Provided records:
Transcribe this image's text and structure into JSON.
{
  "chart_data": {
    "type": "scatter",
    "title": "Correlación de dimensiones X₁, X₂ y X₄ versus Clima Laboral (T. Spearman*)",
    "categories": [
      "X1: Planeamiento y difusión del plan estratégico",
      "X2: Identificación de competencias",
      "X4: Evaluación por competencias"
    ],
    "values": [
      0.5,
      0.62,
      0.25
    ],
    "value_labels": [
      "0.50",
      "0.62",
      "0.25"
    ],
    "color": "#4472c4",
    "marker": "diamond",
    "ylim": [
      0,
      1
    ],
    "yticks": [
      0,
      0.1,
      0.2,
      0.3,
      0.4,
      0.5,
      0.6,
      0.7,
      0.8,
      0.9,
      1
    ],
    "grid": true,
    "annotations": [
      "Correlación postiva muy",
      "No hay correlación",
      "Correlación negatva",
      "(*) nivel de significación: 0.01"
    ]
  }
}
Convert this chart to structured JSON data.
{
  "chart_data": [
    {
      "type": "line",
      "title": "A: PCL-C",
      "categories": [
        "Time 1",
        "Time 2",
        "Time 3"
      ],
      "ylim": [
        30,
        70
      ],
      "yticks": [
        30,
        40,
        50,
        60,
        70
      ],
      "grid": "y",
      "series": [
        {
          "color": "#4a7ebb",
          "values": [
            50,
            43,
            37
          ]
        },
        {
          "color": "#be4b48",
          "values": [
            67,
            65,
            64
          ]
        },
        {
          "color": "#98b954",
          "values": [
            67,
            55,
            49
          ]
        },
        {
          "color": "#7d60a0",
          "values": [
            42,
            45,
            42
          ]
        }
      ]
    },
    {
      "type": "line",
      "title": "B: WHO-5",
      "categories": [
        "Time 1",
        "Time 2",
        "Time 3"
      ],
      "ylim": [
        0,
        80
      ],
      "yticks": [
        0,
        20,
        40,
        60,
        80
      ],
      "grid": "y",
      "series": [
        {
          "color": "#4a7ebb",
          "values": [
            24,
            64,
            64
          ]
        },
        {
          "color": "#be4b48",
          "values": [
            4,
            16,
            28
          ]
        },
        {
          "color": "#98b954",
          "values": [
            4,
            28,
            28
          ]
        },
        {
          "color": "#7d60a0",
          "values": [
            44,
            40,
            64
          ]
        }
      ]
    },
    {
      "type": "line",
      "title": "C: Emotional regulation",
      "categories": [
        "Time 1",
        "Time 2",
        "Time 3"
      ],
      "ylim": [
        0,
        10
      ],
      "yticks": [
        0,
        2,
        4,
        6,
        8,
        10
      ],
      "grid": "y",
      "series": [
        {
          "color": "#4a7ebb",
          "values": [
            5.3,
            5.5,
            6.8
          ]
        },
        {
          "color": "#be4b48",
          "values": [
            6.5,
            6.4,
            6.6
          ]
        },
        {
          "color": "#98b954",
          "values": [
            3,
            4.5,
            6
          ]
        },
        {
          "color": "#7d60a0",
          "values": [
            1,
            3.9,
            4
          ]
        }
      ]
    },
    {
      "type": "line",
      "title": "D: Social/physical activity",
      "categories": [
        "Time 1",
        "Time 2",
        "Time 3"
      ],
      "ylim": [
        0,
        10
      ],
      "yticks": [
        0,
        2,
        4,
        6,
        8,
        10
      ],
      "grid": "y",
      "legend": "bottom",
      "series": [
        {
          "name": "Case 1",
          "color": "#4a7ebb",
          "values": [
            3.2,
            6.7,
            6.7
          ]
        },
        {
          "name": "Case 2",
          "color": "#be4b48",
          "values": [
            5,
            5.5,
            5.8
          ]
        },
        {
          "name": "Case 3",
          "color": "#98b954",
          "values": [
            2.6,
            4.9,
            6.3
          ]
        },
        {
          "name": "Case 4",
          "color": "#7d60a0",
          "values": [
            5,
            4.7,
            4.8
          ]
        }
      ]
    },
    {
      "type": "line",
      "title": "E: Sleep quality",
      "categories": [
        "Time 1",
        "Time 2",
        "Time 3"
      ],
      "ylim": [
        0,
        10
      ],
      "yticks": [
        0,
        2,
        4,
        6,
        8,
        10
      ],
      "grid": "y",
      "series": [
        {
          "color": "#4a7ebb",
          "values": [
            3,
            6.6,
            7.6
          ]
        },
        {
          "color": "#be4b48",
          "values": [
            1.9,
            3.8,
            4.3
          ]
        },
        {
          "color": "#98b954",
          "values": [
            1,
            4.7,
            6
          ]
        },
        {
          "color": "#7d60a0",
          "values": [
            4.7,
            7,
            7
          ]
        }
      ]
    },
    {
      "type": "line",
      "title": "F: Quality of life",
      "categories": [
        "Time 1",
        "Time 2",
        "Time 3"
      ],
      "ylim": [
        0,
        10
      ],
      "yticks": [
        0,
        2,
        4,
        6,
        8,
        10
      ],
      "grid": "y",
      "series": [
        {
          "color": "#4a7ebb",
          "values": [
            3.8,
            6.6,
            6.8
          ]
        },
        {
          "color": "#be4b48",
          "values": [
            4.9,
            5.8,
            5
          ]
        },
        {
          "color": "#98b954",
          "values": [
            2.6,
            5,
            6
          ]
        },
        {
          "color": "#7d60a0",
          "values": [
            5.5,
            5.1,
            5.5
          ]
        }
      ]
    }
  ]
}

Direction: Make an exact copy of the material above.

Full output:
Transcribe this image's text and structure into JSON.
{
  "chart_data": {
    "type": "scatter",
    "title": "Correlación de dimensiones X₁, X₂ y X₄ versus Clima Laboral (T. Spearman*)",
    "categories": [
      "X1: Planeamiento y difusión del plan estratégico",
      "X2: Identificación de competencias",
      "X4: Evaluación por competencias"
    ],
    "values": [
      0.5,
      0.62,
      0.25
    ],
    "value_labels": [
      "0.50",
      "0.62",
      "0.25"
    ],
    "color": "#4472c4",
    "marker": "diamond",
    "ylim": [
      0,
      1
    ],
    "yticks": [
      0,
      0.1,
      0.2,
      0.3,
      0.4,
      0.5,
      0.6,
      0.7,
      0.8,
      0.9,
      1
    ],
    "grid": true,
    "annotations": [
      "Correlación postiva muy",
      "No hay correlación",
      "Correlación negatva",
      "(*) nivel de significación: 0.01"
    ]
  }
}
Convert this chart to structured JSON data.
{
  "chart_data": [
    {
      "type": "line",
      "title": "A: PCL-C",
      "categories": [
        "Time 1",
        "Time 2",
        "Time 3"
      ],
      "ylim": [
        30,
        70
      ],
      "yticks": [
        30,
        40,
        50,
        60,
        70
      ],
      "grid": "y",
      "series": [
        {
          "color": "#4a7ebb",
          "values": [
            50,
            43,
            37
          ]
        },
        {
          "color": "#be4b48",
          "values": [
            67,
            65,
            64
          ]
        },
        {
          "color": "#98b954",
          "values": [
            67,
            55,
            49
          ]
        },
        {
          "color": "#7d60a0",
          "values": [
            42,
            45,
            42
          ]
        }
      ]
    },
    {
      "type": "line",
      "title": "B: WHO-5",
      "categories": [
        "Time 1",
        "Time 2",
        "Time 3"
      ],
      "ylim": [
        0,
        80
      ],
      "yticks": [
        0,
        20,
        40,
        60,
        80
      ],
      "grid": "y",
      "series": [
        {
          "color": "#4a7ebb",
          "values": [
            24,
            64,
            64
          ]
        },
        {
          "color": "#be4b48",
          "values": [
            4,
            16,
            28
          ]
        },
        {
          "color": "#98b954",
          "values": [
            4,
            28,
            28
          ]
        },
        {
          "color": "#7d60a0",
          "values": [
            44,
            40,
            64
          ]
        }
      ]
    },
    {
      "type": "line",
      "title": "C: Emotional regulation",
      "categories": [
        "Time 1",
        "Time 2",
        "Time 3"
      ],
      "ylim": [
        0,
        10
      ],
      "yticks": [
        0,
        2,
        4,
        6,
        8,
        10
      ],
      "grid": "y",
      "series": [
        {
          "color": "#4a7ebb",
          "values": [
            5.3,
            5.5,
            6.8
          ]
        },
        {
          "color": "#be4b48",
          "values": [
            6.5,
            6.4,
            6.6
          ]
        },
        {
          "color": "#98b954",
          "values": [
            3,
            4.5,
            6
          ]
        },
        {
          "color": "#7d60a0",
          "values": [
            1,
            3.9,
            4
          ]
        }
      ]
    },
    {
      "type": "line",
      "title": "D: Social/physical activity",
      "categories": [
        "Time 1",
        "Time 2",
        "Time 3"
      ],
      "ylim": [
        0,
        10
      ],
      "yticks": [
        0,
        2,
        4,
        6,
        8,
        10
      ],
      "grid": "y",
      "legend": "bottom",
      "series": [
        {
          "name": "Case 1",
          "color": "#4a7ebb",
          "values": [
            3.2,
            6.7,
            6.7
          ]
        },
        {
          "name": "Case 2",
          "color": "#be4b48",
          "values": [
            5,
            5.5,
            5.8
          ]
        },
        {
          "name": "Case 3",
          "color": "#98b954",
          "values": [
            2.6,
            4.9,
            6.3
          ]
        },
        {
          "name": "Case 4",
          "color": "#7d60a0",
          "values": [
            5,
            4.7,
            4.8
          ]
        }
      ]
    },
    {
      "type": "line",
      "title": "E: Sleep quality",
      "categories": [
        "Time 1",
        "Time 2",
        "Time 3"
      ],
      "ylim": [
        0,
        10
      ],
      "yticks": [
        0,
        2,
        4,
        6,
        8,
        10
      ],
      "grid": "y",
      "series": [
        {
          "color": "#4a7ebb",
          "values": [
            3,
            6.6,
            7.6
          ]
        },
        {
          "color": "#be4b48",
          "values": [
            1.9,
            3.8,
            4.3
          ]
        },
        {
          "color": "#98b954",
          "values": [
            1,
            4.7,
            6
          ]
        },
        {
          "color": "#7d60a0",
          "values": [
            4.7,
            7,
            7
          ]
        }
      ]
    },
    {
      "type": "line",
      "title": "F: Quality of life",
      "categories": [
        "Time 1",
        "Time 2",
        "Time 3"
      ],
      "ylim": [
        0,
        10
      ],
      "yticks": [
        0,
        2,
        4,
        6,
        8,
        10
      ],
      "grid": "y",
      "series": [
        {
          "color": "#4a7ebb",
          "values": [
            3.8,
            6.6,
            6.8
          ]
        },
        {
          "color": "#be4b48",
          "values": [
            4.9,
            5.8,
            5
          ]
        },
        {
          "color": "#98b954",
          "values": [
            2.6,
            5,
            6
          ]
        },
        {
          "color": "#7d60a0",
          "values": [
            5.5,
            5.1,
            5.5
          ]
        }
      ]
    }
  ]
}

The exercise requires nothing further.